• The problem
Find and copy each line of the records where the string "JSON" shows up.
>> Begin
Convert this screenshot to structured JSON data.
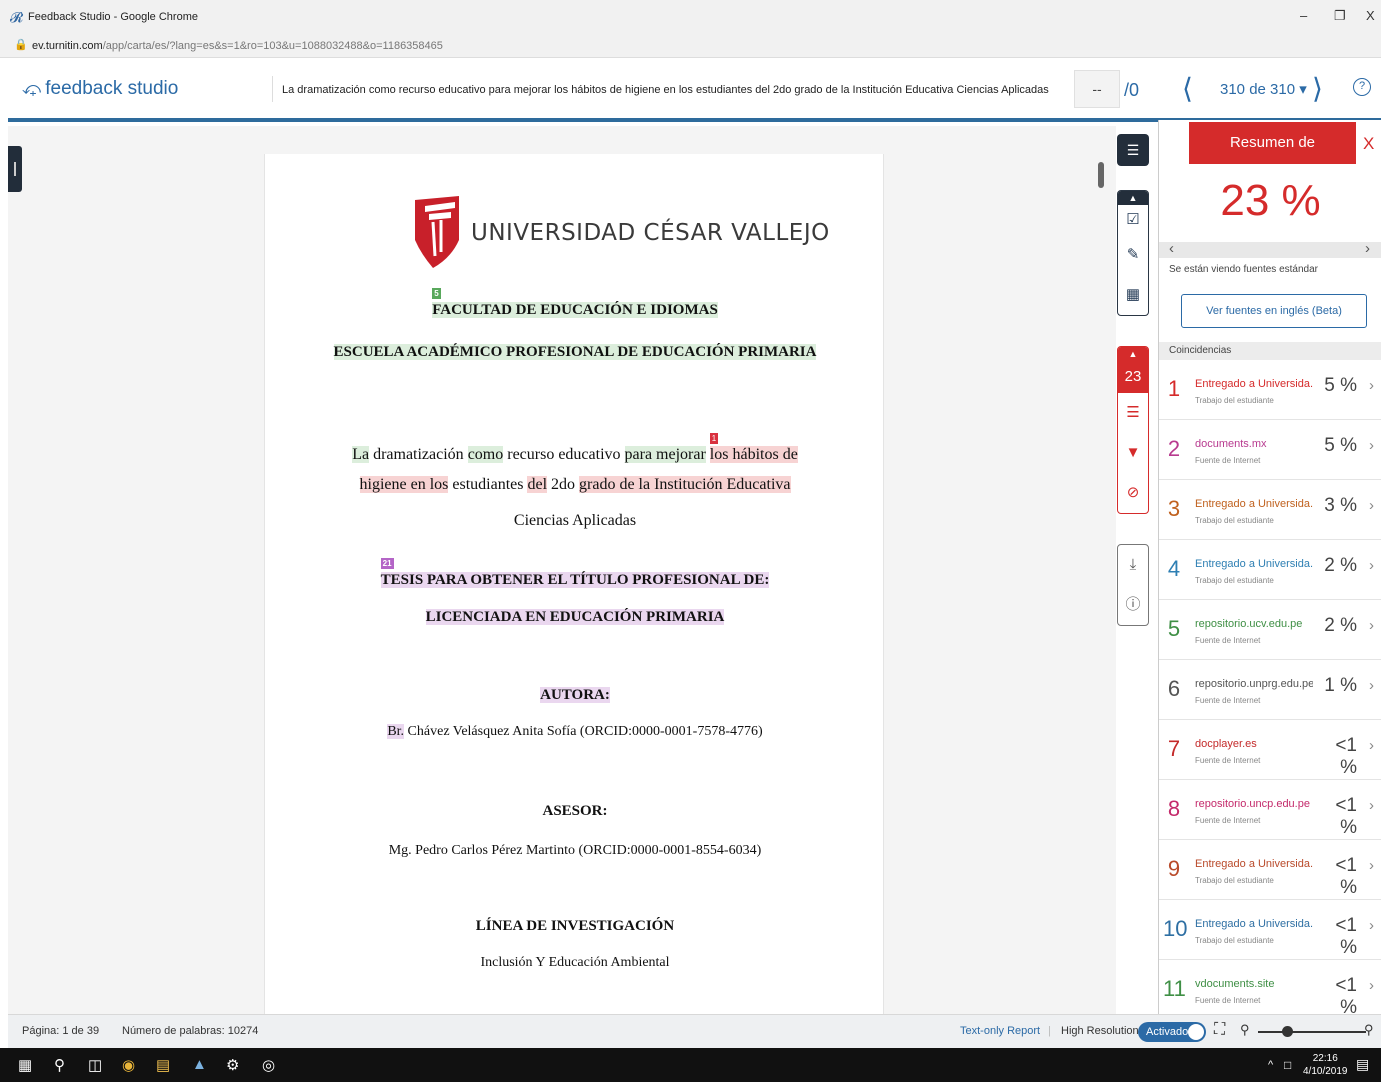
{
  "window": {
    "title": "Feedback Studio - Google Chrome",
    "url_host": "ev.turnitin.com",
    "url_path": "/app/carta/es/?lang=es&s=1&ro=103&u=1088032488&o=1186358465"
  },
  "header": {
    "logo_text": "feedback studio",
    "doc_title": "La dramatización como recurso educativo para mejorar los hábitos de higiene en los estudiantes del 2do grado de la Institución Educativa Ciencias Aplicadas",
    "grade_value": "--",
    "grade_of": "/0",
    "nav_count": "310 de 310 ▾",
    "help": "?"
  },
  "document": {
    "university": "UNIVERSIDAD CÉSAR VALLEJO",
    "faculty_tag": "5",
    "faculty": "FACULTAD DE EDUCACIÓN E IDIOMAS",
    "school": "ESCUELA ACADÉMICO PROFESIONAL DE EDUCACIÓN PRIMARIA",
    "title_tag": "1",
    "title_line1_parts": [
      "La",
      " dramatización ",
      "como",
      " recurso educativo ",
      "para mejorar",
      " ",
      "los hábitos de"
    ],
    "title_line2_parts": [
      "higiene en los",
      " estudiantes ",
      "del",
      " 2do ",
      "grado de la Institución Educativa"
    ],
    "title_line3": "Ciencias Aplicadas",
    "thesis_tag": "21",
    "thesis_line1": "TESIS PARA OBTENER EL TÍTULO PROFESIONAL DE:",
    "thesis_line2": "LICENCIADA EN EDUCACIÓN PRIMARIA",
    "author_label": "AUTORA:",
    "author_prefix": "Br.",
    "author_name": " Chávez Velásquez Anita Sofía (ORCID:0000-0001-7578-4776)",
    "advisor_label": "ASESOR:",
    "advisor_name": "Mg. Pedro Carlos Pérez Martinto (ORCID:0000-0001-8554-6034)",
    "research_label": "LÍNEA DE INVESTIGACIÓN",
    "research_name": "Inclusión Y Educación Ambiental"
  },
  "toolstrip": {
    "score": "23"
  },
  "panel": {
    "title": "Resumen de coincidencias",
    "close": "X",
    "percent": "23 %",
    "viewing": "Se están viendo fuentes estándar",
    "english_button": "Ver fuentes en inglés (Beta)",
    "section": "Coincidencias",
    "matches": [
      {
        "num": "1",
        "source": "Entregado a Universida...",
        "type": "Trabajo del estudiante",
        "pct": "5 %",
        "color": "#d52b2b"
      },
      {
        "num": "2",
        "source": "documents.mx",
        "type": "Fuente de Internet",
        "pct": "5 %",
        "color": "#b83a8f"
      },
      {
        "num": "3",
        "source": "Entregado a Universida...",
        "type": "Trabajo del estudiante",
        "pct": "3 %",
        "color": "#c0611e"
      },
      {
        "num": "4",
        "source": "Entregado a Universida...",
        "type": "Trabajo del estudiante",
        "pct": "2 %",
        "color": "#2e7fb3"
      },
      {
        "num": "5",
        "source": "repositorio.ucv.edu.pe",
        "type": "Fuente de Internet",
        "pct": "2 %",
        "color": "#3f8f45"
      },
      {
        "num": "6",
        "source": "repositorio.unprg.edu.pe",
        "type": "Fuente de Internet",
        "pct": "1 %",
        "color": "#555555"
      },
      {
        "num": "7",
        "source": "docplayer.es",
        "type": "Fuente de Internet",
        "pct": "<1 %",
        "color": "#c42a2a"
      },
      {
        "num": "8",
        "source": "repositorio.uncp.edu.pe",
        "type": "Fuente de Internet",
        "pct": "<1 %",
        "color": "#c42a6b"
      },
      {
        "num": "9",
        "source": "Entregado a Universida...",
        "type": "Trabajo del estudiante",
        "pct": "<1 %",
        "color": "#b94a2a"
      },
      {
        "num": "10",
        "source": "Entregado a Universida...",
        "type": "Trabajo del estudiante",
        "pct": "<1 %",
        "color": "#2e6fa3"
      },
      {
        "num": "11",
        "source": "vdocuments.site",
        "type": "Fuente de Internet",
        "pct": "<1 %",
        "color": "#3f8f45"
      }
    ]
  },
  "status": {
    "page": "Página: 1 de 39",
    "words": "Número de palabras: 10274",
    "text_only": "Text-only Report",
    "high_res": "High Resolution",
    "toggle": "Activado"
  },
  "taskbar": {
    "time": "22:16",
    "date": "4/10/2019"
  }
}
>> End
>> Begin
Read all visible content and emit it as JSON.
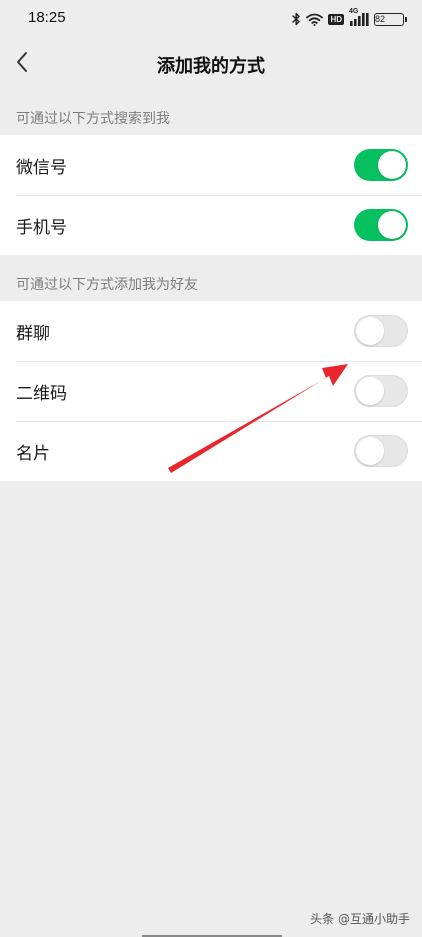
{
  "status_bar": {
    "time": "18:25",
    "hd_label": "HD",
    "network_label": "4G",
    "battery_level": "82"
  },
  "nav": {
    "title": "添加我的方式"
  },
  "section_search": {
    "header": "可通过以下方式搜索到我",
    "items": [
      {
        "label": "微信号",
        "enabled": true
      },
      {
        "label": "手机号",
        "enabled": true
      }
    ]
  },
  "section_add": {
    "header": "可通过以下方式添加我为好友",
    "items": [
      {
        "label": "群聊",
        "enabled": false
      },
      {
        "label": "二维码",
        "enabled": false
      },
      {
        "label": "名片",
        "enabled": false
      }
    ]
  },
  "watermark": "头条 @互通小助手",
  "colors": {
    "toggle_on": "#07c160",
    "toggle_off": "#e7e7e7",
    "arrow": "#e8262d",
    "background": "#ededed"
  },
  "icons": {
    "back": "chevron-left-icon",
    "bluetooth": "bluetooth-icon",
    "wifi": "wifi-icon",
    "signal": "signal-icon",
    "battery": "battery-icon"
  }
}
>> End
• Exercise answer
Convert this screenshot to structured JSON data.
Read all visible content and emit it as JSON.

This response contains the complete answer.